■ Task directions:
Word for word, transcribe the lines below and drop the pictures.

■ Entries provided:
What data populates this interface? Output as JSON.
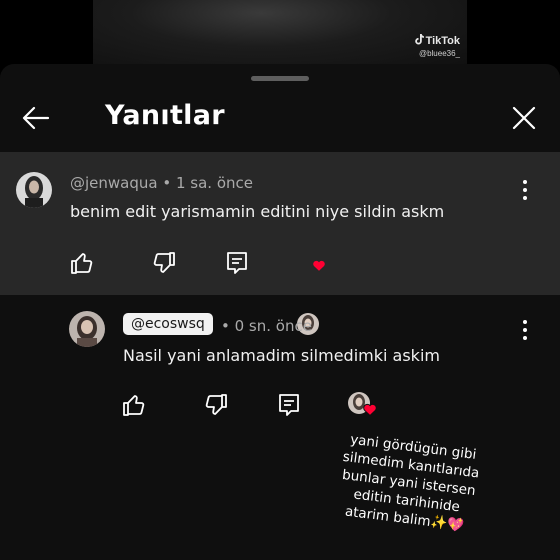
{
  "video": {
    "watermark_brand": "TikTok",
    "watermark_user": "@bluee36_"
  },
  "header": {
    "title": "Yanıtlar",
    "back_icon": "arrow-left-icon",
    "close_icon": "close-icon"
  },
  "parent_comment": {
    "username": "@jenwaqua",
    "separator": " • ",
    "time": "1 sa. önce",
    "text": "benim edit yarismamin editini niye sildin askm",
    "actions": [
      "like-icon",
      "dislike-icon",
      "reply-icon"
    ],
    "creator_heart": true
  },
  "reply_comment": {
    "mention": "@ecoswsq",
    "separator": " • ",
    "time": "0 sn. önce",
    "text": "Nasil yani anlamadim silmedimki askim",
    "actions": [
      "like-icon",
      "dislike-icon",
      "reply-icon"
    ],
    "creator_heart": true
  },
  "overlay_text": {
    "lines": [
      "yani gördügün gibi",
      "silmedim kanıtlarıda",
      "bunlar yani istersen",
      "editin tarihinide",
      "atarim balim✨💖"
    ]
  },
  "colors": {
    "sheet_bg": "#0f0f0f",
    "highlight_bg": "#282828",
    "meta_text": "#aaaaaa",
    "heart": "#ff0033"
  }
}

■ Result of this task:
What data populates this interface? Output as JSON.
{
  "video": {
    "watermark_brand": "TikTok",
    "watermark_user": "@bluee36_"
  },
  "header": {
    "title": "Yanıtlar",
    "back_icon": "arrow-left-icon",
    "close_icon": "close-icon"
  },
  "parent_comment": {
    "username": "@jenwaqua",
    "separator": " • ",
    "time": "1 sa. önce",
    "text": "benim edit yarismamin editini niye sildin askm",
    "actions": [
      "like-icon",
      "dislike-icon",
      "reply-icon"
    ],
    "creator_heart": true
  },
  "reply_comment": {
    "mention": "@ecoswsq",
    "separator": " • ",
    "time": "0 sn. önce",
    "text": "Nasil yani anlamadim silmedimki askim",
    "actions": [
      "like-icon",
      "dislike-icon",
      "reply-icon"
    ],
    "creator_heart": true
  },
  "overlay_text": {
    "lines": [
      "yani gördügün gibi",
      "silmedim kanıtlarıda",
      "bunlar yani istersen",
      "editin tarihinide",
      "atarim balim✨💖"
    ]
  },
  "colors": {
    "sheet_bg": "#0f0f0f",
    "highlight_bg": "#282828",
    "meta_text": "#aaaaaa",
    "heart": "#ff0033"
  }
}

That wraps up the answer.